Exercise brief =
Once the pictures are set aside, transcribe the remaining data exactly.

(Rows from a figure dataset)
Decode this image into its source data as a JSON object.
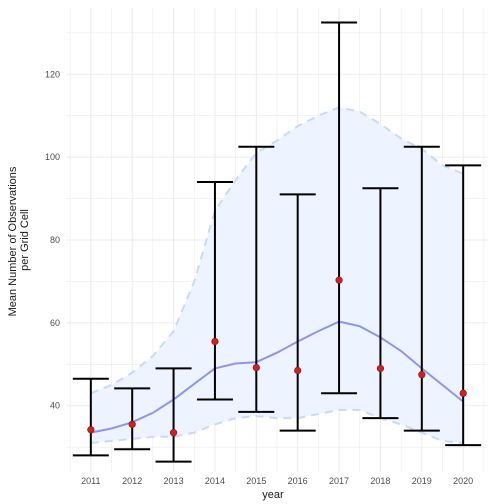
{
  "chart_data": {
    "type": "scatter",
    "xlabel": "year",
    "ylabel_lines": [
      "Mean Number of Observations",
      "per Grid Cell"
    ],
    "categories": [
      "2011",
      "2012",
      "2013",
      "2014",
      "2015",
      "2016",
      "2017",
      "2018",
      "2019",
      "2020"
    ],
    "x_range": [
      2010.4,
      2020.6
    ],
    "y_range": [
      24,
      136
    ],
    "y_ticks": [
      40,
      60,
      80,
      100,
      120
    ],
    "grid": true,
    "series": [
      {
        "points": [
          34.2,
          35.5,
          33.5,
          55.5,
          49.2,
          48.5,
          70.3,
          49.0,
          47.5,
          43.0
        ],
        "error_upper": [
          46.5,
          44.2,
          49.0,
          94.0,
          102.5,
          91.0,
          132.5,
          92.5,
          102.5,
          98.0
        ],
        "error_lower": [
          28.0,
          29.5,
          26.5,
          41.5,
          38.5,
          34.0,
          43.0,
          37.0,
          34.0,
          30.5
        ]
      }
    ],
    "smooth": {
      "x": [
        2011,
        2011.5,
        2012,
        2012.5,
        2013,
        2013.5,
        2014,
        2014.5,
        2015,
        2015.5,
        2016,
        2016.5,
        2017,
        2017.5,
        2018,
        2018.5,
        2019,
        2019.5,
        2020
      ],
      "fit": [
        33.5,
        34.5,
        36.0,
        38.3,
        41.5,
        45.3,
        49.0,
        50.2,
        50.5,
        52.8,
        55.5,
        58.0,
        60.3,
        59.2,
        56.5,
        53.2,
        49.0,
        45.0,
        41.0
      ],
      "upper": [
        43.0,
        45.0,
        48.0,
        52.0,
        58.0,
        70.0,
        87.0,
        94.5,
        101.0,
        104.0,
        107.5,
        110.0,
        112.0,
        111.0,
        108.0,
        104.5,
        102.0,
        98.0,
        96.0
      ],
      "lower": [
        31.0,
        31.5,
        32.0,
        32.5,
        32.5,
        33.5,
        35.5,
        37.0,
        37.5,
        37.0,
        37.0,
        38.0,
        39.0,
        39.0,
        37.0,
        35.5,
        33.5,
        31.5,
        31.0
      ]
    },
    "colors": {
      "point": "#cc2222",
      "error_bar": "#000000",
      "fit_line": "#8e95e8",
      "ribbon_fill": "#eef4ff",
      "ribbon_edge": "#c7daf9",
      "grid": "#ebebeb"
    }
  }
}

Exercise answer =
Decode this image into its source data as a JSON object.
{
  "chart_data": {
    "type": "scatter",
    "xlabel": "year",
    "ylabel_lines": [
      "Mean Number of Observations",
      "per Grid Cell"
    ],
    "categories": [
      "2011",
      "2012",
      "2013",
      "2014",
      "2015",
      "2016",
      "2017",
      "2018",
      "2019",
      "2020"
    ],
    "x_range": [
      2010.4,
      2020.6
    ],
    "y_range": [
      24,
      136
    ],
    "y_ticks": [
      40,
      60,
      80,
      100,
      120
    ],
    "grid": true,
    "series": [
      {
        "points": [
          34.2,
          35.5,
          33.5,
          55.5,
          49.2,
          48.5,
          70.3,
          49.0,
          47.5,
          43.0
        ],
        "error_upper": [
          46.5,
          44.2,
          49.0,
          94.0,
          102.5,
          91.0,
          132.5,
          92.5,
          102.5,
          98.0
        ],
        "error_lower": [
          28.0,
          29.5,
          26.5,
          41.5,
          38.5,
          34.0,
          43.0,
          37.0,
          34.0,
          30.5
        ]
      }
    ],
    "smooth": {
      "x": [
        2011,
        2011.5,
        2012,
        2012.5,
        2013,
        2013.5,
        2014,
        2014.5,
        2015,
        2015.5,
        2016,
        2016.5,
        2017,
        2017.5,
        2018,
        2018.5,
        2019,
        2019.5,
        2020
      ],
      "fit": [
        33.5,
        34.5,
        36.0,
        38.3,
        41.5,
        45.3,
        49.0,
        50.2,
        50.5,
        52.8,
        55.5,
        58.0,
        60.3,
        59.2,
        56.5,
        53.2,
        49.0,
        45.0,
        41.0
      ],
      "upper": [
        43.0,
        45.0,
        48.0,
        52.0,
        58.0,
        70.0,
        87.0,
        94.5,
        101.0,
        104.0,
        107.5,
        110.0,
        112.0,
        111.0,
        108.0,
        104.5,
        102.0,
        98.0,
        96.0
      ],
      "lower": [
        31.0,
        31.5,
        32.0,
        32.5,
        32.5,
        33.5,
        35.5,
        37.0,
        37.5,
        37.0,
        37.0,
        38.0,
        39.0,
        39.0,
        37.0,
        35.5,
        33.5,
        31.5,
        31.0
      ]
    },
    "colors": {
      "point": "#cc2222",
      "error_bar": "#000000",
      "fit_line": "#8e95e8",
      "ribbon_fill": "#eef4ff",
      "ribbon_edge": "#c7daf9",
      "grid": "#ebebeb"
    }
  }
}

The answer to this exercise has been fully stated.